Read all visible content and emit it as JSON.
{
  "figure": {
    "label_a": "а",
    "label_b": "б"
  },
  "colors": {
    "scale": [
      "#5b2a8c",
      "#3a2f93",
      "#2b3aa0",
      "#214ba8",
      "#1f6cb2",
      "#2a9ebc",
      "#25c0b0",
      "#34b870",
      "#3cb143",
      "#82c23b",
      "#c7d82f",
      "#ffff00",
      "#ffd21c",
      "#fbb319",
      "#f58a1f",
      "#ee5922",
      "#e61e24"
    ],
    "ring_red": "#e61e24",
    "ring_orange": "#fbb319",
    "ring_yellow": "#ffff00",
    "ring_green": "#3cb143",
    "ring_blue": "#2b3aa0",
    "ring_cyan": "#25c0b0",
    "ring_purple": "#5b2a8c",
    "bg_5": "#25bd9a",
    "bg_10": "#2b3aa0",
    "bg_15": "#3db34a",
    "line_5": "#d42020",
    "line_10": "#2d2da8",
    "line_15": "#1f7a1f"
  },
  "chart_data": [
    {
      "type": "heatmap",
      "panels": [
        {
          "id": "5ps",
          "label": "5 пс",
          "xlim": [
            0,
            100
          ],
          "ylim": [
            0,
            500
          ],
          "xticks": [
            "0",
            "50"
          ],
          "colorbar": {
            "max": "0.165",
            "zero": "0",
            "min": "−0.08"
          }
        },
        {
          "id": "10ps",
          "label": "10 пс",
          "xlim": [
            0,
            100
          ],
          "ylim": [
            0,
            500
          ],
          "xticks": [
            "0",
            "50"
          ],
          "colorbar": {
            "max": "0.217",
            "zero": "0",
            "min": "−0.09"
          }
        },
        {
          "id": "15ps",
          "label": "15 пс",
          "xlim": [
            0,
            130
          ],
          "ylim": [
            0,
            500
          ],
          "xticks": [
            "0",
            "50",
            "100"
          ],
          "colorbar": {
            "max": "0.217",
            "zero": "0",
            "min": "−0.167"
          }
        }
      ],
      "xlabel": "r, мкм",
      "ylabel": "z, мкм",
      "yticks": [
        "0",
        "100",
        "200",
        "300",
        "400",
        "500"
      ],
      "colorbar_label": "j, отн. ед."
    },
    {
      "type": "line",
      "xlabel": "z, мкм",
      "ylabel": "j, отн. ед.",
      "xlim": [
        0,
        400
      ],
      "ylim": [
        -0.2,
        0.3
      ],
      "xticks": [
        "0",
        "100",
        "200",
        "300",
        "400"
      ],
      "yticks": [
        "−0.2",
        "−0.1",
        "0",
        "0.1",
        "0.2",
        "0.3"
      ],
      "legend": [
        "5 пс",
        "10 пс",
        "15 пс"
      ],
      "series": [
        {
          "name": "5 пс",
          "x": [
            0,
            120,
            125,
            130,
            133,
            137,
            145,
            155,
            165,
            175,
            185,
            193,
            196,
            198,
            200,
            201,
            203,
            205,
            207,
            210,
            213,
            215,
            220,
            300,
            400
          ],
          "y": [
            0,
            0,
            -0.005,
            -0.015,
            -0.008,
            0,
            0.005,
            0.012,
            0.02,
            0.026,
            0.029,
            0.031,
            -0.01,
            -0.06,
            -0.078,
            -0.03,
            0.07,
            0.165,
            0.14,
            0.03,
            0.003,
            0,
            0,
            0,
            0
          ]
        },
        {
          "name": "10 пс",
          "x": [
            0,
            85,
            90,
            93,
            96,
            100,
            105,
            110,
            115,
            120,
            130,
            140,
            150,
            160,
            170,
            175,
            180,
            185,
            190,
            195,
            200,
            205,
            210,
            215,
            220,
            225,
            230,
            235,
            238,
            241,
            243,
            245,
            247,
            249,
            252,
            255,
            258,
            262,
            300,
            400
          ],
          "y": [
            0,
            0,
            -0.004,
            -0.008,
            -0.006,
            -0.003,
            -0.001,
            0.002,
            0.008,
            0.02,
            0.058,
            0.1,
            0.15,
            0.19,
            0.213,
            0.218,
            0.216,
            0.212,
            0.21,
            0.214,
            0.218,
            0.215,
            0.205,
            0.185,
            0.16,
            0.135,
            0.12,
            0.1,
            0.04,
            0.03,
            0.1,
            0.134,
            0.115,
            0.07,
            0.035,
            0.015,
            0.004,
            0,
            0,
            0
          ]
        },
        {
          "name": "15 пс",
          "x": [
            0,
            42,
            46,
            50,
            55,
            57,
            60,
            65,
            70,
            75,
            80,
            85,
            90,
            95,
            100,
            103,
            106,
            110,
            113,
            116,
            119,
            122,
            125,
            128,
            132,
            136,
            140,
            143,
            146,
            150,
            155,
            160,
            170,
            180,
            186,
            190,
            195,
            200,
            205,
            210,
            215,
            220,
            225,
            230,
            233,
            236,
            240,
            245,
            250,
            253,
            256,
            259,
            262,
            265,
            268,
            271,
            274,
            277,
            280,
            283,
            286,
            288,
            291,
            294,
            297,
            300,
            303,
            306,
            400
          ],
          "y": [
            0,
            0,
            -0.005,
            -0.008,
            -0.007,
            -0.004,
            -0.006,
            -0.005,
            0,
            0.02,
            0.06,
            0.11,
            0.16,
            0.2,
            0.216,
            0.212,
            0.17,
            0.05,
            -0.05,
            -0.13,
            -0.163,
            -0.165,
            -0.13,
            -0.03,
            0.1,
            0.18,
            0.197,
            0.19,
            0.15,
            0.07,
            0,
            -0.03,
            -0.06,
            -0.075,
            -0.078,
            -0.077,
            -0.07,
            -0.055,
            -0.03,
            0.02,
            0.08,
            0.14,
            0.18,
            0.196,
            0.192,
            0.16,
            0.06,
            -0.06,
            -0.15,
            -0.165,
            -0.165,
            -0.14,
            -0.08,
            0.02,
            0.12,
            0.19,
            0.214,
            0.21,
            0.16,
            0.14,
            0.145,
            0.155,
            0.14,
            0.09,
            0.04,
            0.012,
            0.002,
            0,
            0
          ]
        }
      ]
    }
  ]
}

○ ○ ○ ○

# PROBLEM DETAILS:
Retype the material in full. Each word must match.

# RESPONSE TO THIS TASK:
Read all visible content and emit it as JSON.
{
  "figure": {
    "label_a": "а",
    "label_b": "б"
  },
  "colors": {
    "scale": [
      "#5b2a8c",
      "#3a2f93",
      "#2b3aa0",
      "#214ba8",
      "#1f6cb2",
      "#2a9ebc",
      "#25c0b0",
      "#34b870",
      "#3cb143",
      "#82c23b",
      "#c7d82f",
      "#ffff00",
      "#ffd21c",
      "#fbb319",
      "#f58a1f",
      "#ee5922",
      "#e61e24"
    ],
    "ring_red": "#e61e24",
    "ring_orange": "#fbb319",
    "ring_yellow": "#ffff00",
    "ring_green": "#3cb143",
    "ring_blue": "#2b3aa0",
    "ring_cyan": "#25c0b0",
    "ring_purple": "#5b2a8c",
    "bg_5": "#25bd9a",
    "bg_10": "#2b3aa0",
    "bg_15": "#3db34a",
    "line_5": "#d42020",
    "line_10": "#2d2da8",
    "line_15": "#1f7a1f"
  },
  "chart_data": [
    {
      "type": "heatmap",
      "panels": [
        {
          "id": "5ps",
          "label": "5 пс",
          "xlim": [
            0,
            100
          ],
          "ylim": [
            0,
            500
          ],
          "xticks": [
            "0",
            "50"
          ],
          "colorbar": {
            "max": "0.165",
            "zero": "0",
            "min": "−0.08"
          }
        },
        {
          "id": "10ps",
          "label": "10 пс",
          "xlim": [
            0,
            100
          ],
          "ylim": [
            0,
            500
          ],
          "xticks": [
            "0",
            "50"
          ],
          "colorbar": {
            "max": "0.217",
            "zero": "0",
            "min": "−0.09"
          }
        },
        {
          "id": "15ps",
          "label": "15 пс",
          "xlim": [
            0,
            130
          ],
          "ylim": [
            0,
            500
          ],
          "xticks": [
            "0",
            "50",
            "100"
          ],
          "colorbar": {
            "max": "0.217",
            "zero": "0",
            "min": "−0.167"
          }
        }
      ],
      "xlabel": "r, мкм",
      "ylabel": "z, мкм",
      "yticks": [
        "0",
        "100",
        "200",
        "300",
        "400",
        "500"
      ],
      "colorbar_label": "j, отн. ед."
    },
    {
      "type": "line",
      "xlabel": "z, мкм",
      "ylabel": "j, отн. ед.",
      "xlim": [
        0,
        400
      ],
      "ylim": [
        -0.2,
        0.3
      ],
      "xticks": [
        "0",
        "100",
        "200",
        "300",
        "400"
      ],
      "yticks": [
        "−0.2",
        "−0.1",
        "0",
        "0.1",
        "0.2",
        "0.3"
      ],
      "legend": [
        "5 пс",
        "10 пс",
        "15 пс"
      ],
      "series": [
        {
          "name": "5 пс",
          "x": [
            0,
            120,
            125,
            130,
            133,
            137,
            145,
            155,
            165,
            175,
            185,
            193,
            196,
            198,
            200,
            201,
            203,
            205,
            207,
            210,
            213,
            215,
            220,
            300,
            400
          ],
          "y": [
            0,
            0,
            -0.005,
            -0.015,
            -0.008,
            0,
            0.005,
            0.012,
            0.02,
            0.026,
            0.029,
            0.031,
            -0.01,
            -0.06,
            -0.078,
            -0.03,
            0.07,
            0.165,
            0.14,
            0.03,
            0.003,
            0,
            0,
            0,
            0
          ]
        },
        {
          "name": "10 пс",
          "x": [
            0,
            85,
            90,
            93,
            96,
            100,
            105,
            110,
            115,
            120,
            130,
            140,
            150,
            160,
            170,
            175,
            180,
            185,
            190,
            195,
            200,
            205,
            210,
            215,
            220,
            225,
            230,
            235,
            238,
            241,
            243,
            245,
            247,
            249,
            252,
            255,
            258,
            262,
            300,
            400
          ],
          "y": [
            0,
            0,
            -0.004,
            -0.008,
            -0.006,
            -0.003,
            -0.001,
            0.002,
            0.008,
            0.02,
            0.058,
            0.1,
            0.15,
            0.19,
            0.213,
            0.218,
            0.216,
            0.212,
            0.21,
            0.214,
            0.218,
            0.215,
            0.205,
            0.185,
            0.16,
            0.135,
            0.12,
            0.1,
            0.04,
            0.03,
            0.1,
            0.134,
            0.115,
            0.07,
            0.035,
            0.015,
            0.004,
            0,
            0,
            0
          ]
        },
        {
          "name": "15 пс",
          "x": [
            0,
            42,
            46,
            50,
            55,
            57,
            60,
            65,
            70,
            75,
            80,
            85,
            90,
            95,
            100,
            103,
            106,
            110,
            113,
            116,
            119,
            122,
            125,
            128,
            132,
            136,
            140,
            143,
            146,
            150,
            155,
            160,
            170,
            180,
            186,
            190,
            195,
            200,
            205,
            210,
            215,
            220,
            225,
            230,
            233,
            236,
            240,
            245,
            250,
            253,
            256,
            259,
            262,
            265,
            268,
            271,
            274,
            277,
            280,
            283,
            286,
            288,
            291,
            294,
            297,
            300,
            303,
            306,
            400
          ],
          "y": [
            0,
            0,
            -0.005,
            -0.008,
            -0.007,
            -0.004,
            -0.006,
            -0.005,
            0,
            0.02,
            0.06,
            0.11,
            0.16,
            0.2,
            0.216,
            0.212,
            0.17,
            0.05,
            -0.05,
            -0.13,
            -0.163,
            -0.165,
            -0.13,
            -0.03,
            0.1,
            0.18,
            0.197,
            0.19,
            0.15,
            0.07,
            0,
            -0.03,
            -0.06,
            -0.075,
            -0.078,
            -0.077,
            -0.07,
            -0.055,
            -0.03,
            0.02,
            0.08,
            0.14,
            0.18,
            0.196,
            0.192,
            0.16,
            0.06,
            -0.06,
            -0.15,
            -0.165,
            -0.165,
            -0.14,
            -0.08,
            0.02,
            0.12,
            0.19,
            0.214,
            0.21,
            0.16,
            0.14,
            0.145,
            0.155,
            0.14,
            0.09,
            0.04,
            0.012,
            0.002,
            0,
            0
          ]
        }
      ]
    }
  ]
}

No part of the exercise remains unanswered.